• PAGE TEXT
◇ ◇ ◇ ◇ ◇ ◇ ◇

Hi all, i’ve just started working with JOCL and i’m trying to get my head around the processing speed. I’ve looked at the JOCLSimpleConvolution sample and i’m trying to figure out exactly what is happening and the speed comparison between Java and JOCL.
When I run the edge detection kernel on a 1024x512 image the timing is as follows
Java : 18.75 ms
JOCL : 40.59 ms.
I know that there is an overhead involved in the OpenCL calls, so I wanted to see exactly where the delay in the JOCL came about from, so i decided to see where the time delay arose. To do this I looked within the jOCLConvolveOP class. The OpenCL is called within the
filter(BufferedImage src, BufferedImage dst)
function. So i looked into this and performed some timeing using a simple event timer tool that I have (you use mark(id) to start a timer and tick(id) to stop timing).

◇ ◇ ◇ ◇ ◇ ◇ ◇

• SUPPLIED MATERIAL
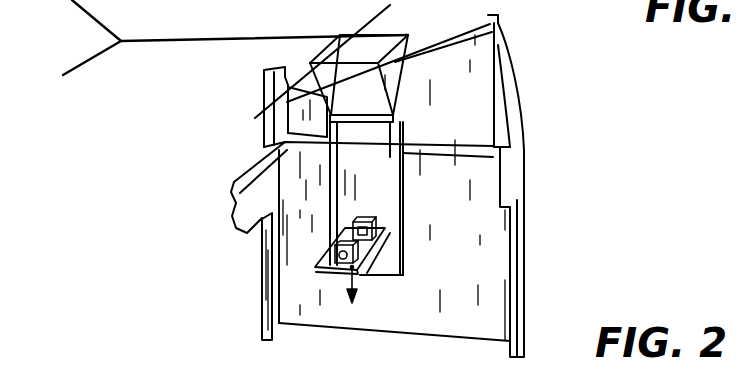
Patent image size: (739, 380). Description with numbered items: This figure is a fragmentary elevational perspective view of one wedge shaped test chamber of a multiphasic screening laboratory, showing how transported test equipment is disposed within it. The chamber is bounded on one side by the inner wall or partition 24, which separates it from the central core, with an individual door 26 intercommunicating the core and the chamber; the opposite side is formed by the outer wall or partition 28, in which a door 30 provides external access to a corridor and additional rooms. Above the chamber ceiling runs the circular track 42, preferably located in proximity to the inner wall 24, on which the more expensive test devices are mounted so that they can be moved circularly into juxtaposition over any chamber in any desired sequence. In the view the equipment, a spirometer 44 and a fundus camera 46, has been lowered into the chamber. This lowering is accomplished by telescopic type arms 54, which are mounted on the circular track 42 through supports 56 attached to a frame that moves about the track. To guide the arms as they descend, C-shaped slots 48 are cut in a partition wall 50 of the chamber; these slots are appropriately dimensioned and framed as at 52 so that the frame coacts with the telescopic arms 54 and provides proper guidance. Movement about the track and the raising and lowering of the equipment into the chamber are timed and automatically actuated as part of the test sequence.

◇ ◇ ◇ ◇ ◇ ◇ ◇

• WHAT YOU WILL DO
1: Answer these questions from the JOCL forum post:
(a) What size of image was the edge detection kernel run on?
(b) How long did the run take in Java, and how long in JOCL?
(c) Which class did the poster look inside to find the delay?
2: Sum up the JOCL forum post in two sentences.
3: Return the part of the JOCL forum post from "Hi all, i’ve" to "to stop timing).".
The data comes from a different source than the forum post.

• OUTPUTS FOR THE TASKS
1:
(a) 1024x512
(b) Java took 18.75 ms and JOCL took 40.59 ms.
(c) The jOCLConvolveOP class

2: A new JOCL user ran the edge detection kernel from the JOCLSimpleConvolution sample on a 1024x512 image and found that Java took 18.75 ms while JOCL took 40.59 ms. Knowing that OpenCL calls carry overhead, the poster looked into the filter function of the jOCLConvolveOP class and timed it with a simple event timer to find where the delay came from.

3:
Hi all, i’ve just started working with JOCL and i’m trying to get my head around the processing speed. I’ve looked at the JOCLSimpleConvolution sample and i’m trying to figure out exactly what is happening and the speed comparison between Java and JOCL.
When I run the edge detection kernel on a 1024x512 image the timing is as follows
Java : 18.75 ms
JOCL : 40.59 ms.
I know that there is an overhead involved in the OpenCL calls, so I wanted to see exactly where the delay in the JOCL came about from, so i decided to see where the time delay arose. To do this I looked within the jOCLConvolveOP class. The OpenCL is called within the
filter(BufferedImage src, BufferedImage dst)
function. So i looked into this and performed some timeing using a simple event timer tool that I have (you use mark(id) to start a timer and tick(id) to stop timing).